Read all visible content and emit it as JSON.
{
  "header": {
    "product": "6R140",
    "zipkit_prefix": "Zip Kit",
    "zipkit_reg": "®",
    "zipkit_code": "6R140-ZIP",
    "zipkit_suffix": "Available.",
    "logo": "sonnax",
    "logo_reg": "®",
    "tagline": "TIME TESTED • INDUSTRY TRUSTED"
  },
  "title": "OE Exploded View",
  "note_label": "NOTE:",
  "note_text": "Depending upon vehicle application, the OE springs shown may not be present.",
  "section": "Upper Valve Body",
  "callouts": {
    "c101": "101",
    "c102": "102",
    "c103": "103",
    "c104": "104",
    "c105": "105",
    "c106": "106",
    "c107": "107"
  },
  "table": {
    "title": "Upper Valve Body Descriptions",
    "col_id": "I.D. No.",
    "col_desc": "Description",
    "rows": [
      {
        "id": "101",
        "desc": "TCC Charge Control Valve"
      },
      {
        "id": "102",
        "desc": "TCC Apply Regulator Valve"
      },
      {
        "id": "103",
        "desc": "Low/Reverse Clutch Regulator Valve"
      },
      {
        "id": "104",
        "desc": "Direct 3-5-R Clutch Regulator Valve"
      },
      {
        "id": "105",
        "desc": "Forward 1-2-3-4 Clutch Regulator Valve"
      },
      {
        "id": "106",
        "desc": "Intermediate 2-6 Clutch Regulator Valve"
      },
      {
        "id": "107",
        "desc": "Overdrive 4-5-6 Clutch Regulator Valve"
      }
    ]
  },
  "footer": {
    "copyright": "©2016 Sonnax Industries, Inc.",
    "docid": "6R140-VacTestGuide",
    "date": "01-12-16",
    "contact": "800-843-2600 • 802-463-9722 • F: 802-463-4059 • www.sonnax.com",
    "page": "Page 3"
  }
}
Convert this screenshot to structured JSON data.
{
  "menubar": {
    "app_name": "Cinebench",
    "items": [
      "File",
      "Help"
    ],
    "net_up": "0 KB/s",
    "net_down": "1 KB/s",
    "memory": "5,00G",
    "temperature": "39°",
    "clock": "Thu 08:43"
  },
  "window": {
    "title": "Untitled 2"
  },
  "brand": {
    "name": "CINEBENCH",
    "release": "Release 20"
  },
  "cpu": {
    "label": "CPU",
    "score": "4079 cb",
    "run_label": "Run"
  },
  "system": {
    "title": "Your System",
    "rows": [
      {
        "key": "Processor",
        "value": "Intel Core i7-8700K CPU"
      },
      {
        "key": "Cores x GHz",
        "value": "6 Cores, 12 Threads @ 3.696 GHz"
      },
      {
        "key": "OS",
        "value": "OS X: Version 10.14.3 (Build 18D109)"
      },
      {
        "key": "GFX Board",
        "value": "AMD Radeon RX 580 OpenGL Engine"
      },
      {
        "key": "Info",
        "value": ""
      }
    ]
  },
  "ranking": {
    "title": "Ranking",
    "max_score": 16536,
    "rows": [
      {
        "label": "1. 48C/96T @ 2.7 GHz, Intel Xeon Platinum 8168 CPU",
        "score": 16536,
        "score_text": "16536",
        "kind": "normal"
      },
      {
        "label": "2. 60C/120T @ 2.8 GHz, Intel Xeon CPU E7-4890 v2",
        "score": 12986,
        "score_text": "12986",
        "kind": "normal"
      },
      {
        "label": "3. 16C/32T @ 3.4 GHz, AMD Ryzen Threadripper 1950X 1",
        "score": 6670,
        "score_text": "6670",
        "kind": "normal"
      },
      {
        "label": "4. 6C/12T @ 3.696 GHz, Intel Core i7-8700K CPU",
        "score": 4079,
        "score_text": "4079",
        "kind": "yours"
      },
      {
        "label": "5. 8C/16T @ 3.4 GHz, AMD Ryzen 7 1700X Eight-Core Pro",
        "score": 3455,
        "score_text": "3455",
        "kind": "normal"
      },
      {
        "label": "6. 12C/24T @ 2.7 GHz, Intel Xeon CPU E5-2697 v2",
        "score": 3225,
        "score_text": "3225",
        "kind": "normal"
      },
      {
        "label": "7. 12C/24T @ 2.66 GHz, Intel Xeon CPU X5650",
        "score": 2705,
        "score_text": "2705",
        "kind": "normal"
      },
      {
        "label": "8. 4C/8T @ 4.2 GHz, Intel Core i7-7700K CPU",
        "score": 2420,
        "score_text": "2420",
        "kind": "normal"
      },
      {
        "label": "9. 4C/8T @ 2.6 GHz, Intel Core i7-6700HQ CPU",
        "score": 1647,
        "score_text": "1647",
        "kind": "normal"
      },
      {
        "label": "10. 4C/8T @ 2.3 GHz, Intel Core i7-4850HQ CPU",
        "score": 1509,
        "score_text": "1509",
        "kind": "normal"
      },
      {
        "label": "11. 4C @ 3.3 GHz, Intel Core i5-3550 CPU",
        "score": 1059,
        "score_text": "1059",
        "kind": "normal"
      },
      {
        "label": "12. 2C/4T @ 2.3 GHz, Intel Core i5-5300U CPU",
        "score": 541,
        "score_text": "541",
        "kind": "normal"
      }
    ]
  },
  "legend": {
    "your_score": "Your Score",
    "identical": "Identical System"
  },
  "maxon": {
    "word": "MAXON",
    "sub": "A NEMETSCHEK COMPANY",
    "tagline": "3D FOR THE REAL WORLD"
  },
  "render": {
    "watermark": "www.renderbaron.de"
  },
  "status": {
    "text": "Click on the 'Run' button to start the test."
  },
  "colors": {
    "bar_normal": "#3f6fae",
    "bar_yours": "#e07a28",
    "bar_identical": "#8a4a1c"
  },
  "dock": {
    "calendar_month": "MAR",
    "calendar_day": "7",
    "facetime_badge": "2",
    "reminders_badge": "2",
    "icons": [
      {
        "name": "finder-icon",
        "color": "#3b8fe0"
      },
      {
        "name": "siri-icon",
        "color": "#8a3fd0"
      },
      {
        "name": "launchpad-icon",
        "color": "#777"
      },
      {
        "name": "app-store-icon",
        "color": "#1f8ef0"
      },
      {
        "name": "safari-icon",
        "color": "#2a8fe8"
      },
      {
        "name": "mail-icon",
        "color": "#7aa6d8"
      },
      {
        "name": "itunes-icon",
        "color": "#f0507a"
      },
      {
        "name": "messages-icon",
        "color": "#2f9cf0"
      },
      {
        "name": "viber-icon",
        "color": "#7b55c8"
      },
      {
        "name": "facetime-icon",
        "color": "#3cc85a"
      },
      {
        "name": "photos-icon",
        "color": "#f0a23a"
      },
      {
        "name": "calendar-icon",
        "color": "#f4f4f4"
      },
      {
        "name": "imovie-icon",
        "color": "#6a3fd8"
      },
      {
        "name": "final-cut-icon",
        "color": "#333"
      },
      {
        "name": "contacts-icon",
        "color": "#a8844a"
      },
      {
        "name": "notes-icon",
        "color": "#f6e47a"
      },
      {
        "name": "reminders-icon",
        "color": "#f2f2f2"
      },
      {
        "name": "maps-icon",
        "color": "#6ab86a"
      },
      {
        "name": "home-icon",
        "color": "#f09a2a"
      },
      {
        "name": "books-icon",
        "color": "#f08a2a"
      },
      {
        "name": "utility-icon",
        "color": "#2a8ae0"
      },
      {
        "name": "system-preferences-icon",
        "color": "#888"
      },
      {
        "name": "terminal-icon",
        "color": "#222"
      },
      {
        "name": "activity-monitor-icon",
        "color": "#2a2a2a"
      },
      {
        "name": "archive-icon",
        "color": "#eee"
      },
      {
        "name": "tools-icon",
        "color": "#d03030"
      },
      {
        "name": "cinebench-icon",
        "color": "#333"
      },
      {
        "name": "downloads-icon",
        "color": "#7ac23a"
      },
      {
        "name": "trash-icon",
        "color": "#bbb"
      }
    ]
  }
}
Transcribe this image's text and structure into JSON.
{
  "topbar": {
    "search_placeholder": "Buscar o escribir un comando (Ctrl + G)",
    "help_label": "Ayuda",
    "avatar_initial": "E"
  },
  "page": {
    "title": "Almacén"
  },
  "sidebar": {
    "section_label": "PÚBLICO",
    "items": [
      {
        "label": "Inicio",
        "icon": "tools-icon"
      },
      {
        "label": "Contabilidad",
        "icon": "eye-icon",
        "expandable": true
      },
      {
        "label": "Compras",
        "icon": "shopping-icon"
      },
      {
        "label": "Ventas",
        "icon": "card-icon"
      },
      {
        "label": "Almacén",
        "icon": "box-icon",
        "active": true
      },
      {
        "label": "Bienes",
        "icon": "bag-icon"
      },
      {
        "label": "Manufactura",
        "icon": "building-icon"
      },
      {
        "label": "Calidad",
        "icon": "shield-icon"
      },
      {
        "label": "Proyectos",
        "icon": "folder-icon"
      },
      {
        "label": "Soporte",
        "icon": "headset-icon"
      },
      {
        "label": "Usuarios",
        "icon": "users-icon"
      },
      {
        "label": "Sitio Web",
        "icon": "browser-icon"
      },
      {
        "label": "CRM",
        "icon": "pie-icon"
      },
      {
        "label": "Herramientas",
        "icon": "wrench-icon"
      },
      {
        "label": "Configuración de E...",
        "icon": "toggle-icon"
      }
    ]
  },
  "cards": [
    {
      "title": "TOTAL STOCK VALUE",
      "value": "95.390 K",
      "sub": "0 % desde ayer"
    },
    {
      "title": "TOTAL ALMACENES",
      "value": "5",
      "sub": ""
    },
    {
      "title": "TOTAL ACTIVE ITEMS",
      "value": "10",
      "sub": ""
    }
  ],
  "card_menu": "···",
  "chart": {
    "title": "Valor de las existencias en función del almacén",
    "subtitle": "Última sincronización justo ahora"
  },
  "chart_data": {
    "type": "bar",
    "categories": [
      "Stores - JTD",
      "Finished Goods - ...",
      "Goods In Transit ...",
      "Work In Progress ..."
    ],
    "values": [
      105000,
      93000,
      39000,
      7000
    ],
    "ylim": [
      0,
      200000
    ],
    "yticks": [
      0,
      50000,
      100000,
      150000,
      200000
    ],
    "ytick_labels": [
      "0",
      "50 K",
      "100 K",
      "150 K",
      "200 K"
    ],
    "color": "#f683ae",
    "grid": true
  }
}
◇ ◇ ◇ ◇
■ THE PROBLEM ■
Say how many lines in the records hold "Valve", with the number as the whole reply.

■ RESPONSE FOR THIS EXERCISE ■
9